Collected data entries
┌──
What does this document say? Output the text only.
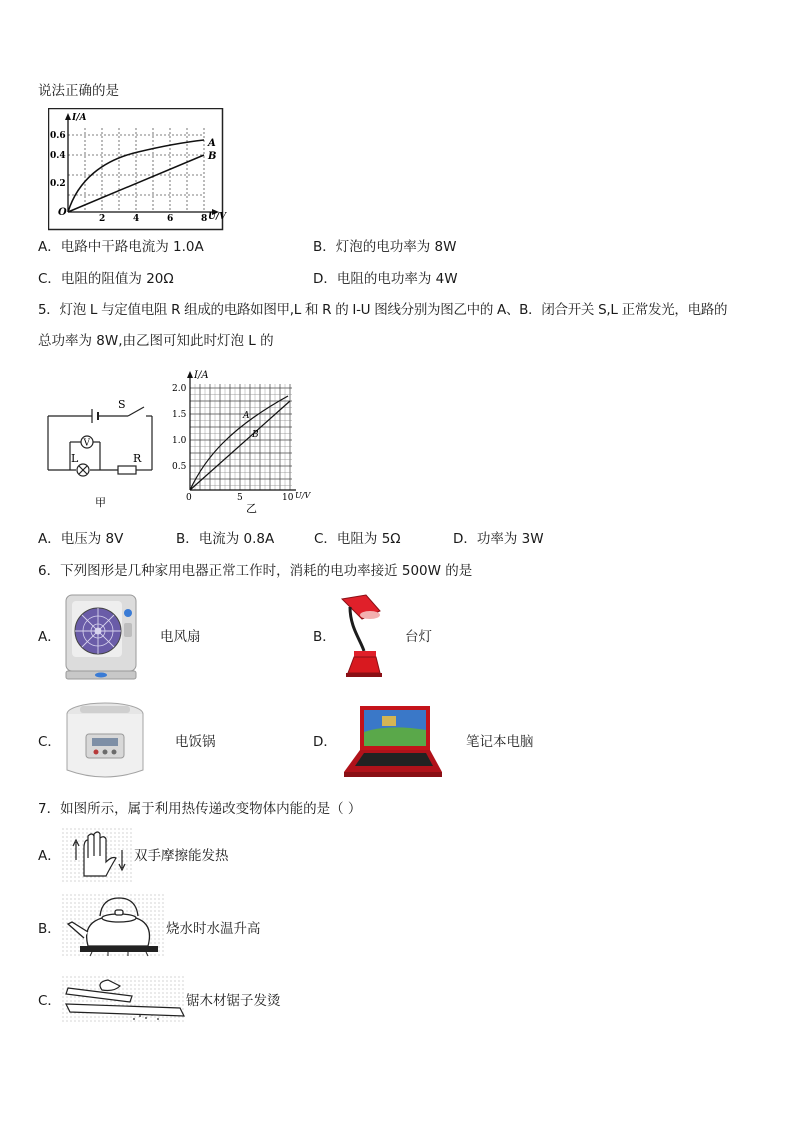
说法正确的是
I/A
0.6
0.4
0.2
O
2	4	6	8 U/V
A
B
A．电路中干路电流为 1.0A	B．灯泡的电功率为 8W
C．电阻的阻值为 20Ω	D．电阻的电功率为 4W
5．灯泡 L 与定值电阻 R 组成的电路如图甲,L 和 R 的 I-U 图线分别为图乙中的 A、B．闭合开关 S,L 正常发光，电路的
总功率为 8W,由乙图可知此时灯泡 L 的
V
S
L	R
甲
I/A
2.0
1.5
1.0
0.5
0	5	10 U/V
A
B
乙
A．电压为 8V	B．电流为 0.8A	C．电阻为 5Ω	D．功率为 3W
6．下列图形是几种家用电器正常工作时，消耗的电功率接近 500W 的是
A．	电风扇	B．	台灯
C．	电饭锅	D．	笔记本电脑
7．如图所示，属于利用热传递改变物体内能的是（ ）
A．	双手摩擦能发热
B．	烧水时水温升高
C．	锯木材锯子发烫
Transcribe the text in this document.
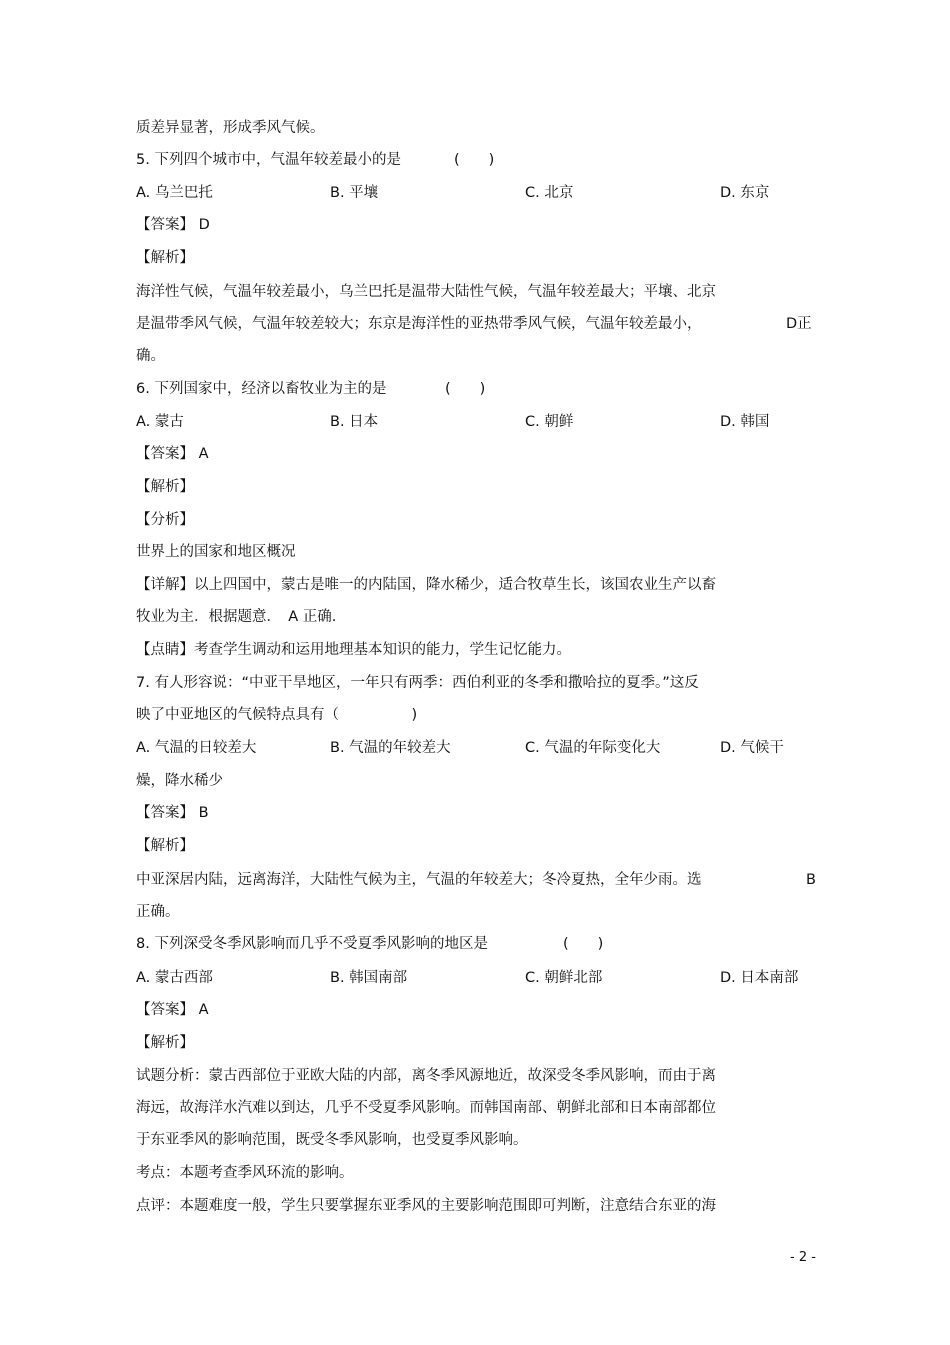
质差异显著，形成季风气候。
5. 下列四个城市中，气温年较差最小的是	(　　)
A. 乌兰巴托	B. 平壤	C. 北京	D. 东京
【答案】 D
【解析】
海洋性气候，气温年较差最小，乌兰巴托是温带大陆性气候，气温年较差最大；平壤、北京
是温带季风气候，气温年较差较大；东京是海洋性的亚热带季风气候，气温年较差最小，	D正
确。
6. 下列国家中，经济以畜牧业为主的是	(　　)
A. 蒙古	B. 日本	C. 朝鲜	D. 韩国
【答案】 A
【解析】
【分析】
世界上的国家和地区概况
【详解】以上四国中，蒙古是唯一的内陆国，降水稀少，适合牧草生长，该国农业生产以畜
牧业为主．根据题意．　A 正确.
【点睛】考查学生调动和运用地理基本知识的能力，学生记忆能力。
7. 有人形容说：“中亚干旱地区，一年只有两季：西伯利亚的冬季和撒哈拉的夏季。”这反
映了中亚地区的气候特点具有（　　　　　)
A. 气温的日较差大	B. 气温的年较差大	C. 气温的年际变化大	D. 气候干
燥，降水稀少
【答案】 B
【解析】
中亚深居内陆，远离海洋，大陆性气候为主，气温的年较差大；冬冷夏热，全年少雨。选	B
正确。
8. 下列深受冬季风影响而几乎不受夏季风影响的地区是	(　　)
A. 蒙古西部	B. 韩国南部	C. 朝鲜北部	D. 日本南部
【答案】 A
【解析】
试题分析：蒙古西部位于亚欧大陆的内部，离冬季风源地近，故深受冬季风影响，而由于离
海远，故海洋水汽难以到达，几乎不受夏季风影响。而韩国南部、朝鲜北部和日本南部都位
于东亚季风的影响范围，既受冬季风影响，也受夏季风影响。
考点：本题考查季风环流的影响。
点评：本题难度一般，学生只要掌握东亚季风的主要影响范围即可判断，注意结合东亚的海
- 2 -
└──
### Exercise aim
Count each line with "气温的年较差大" in it and report that figure by itself.

### Task response
2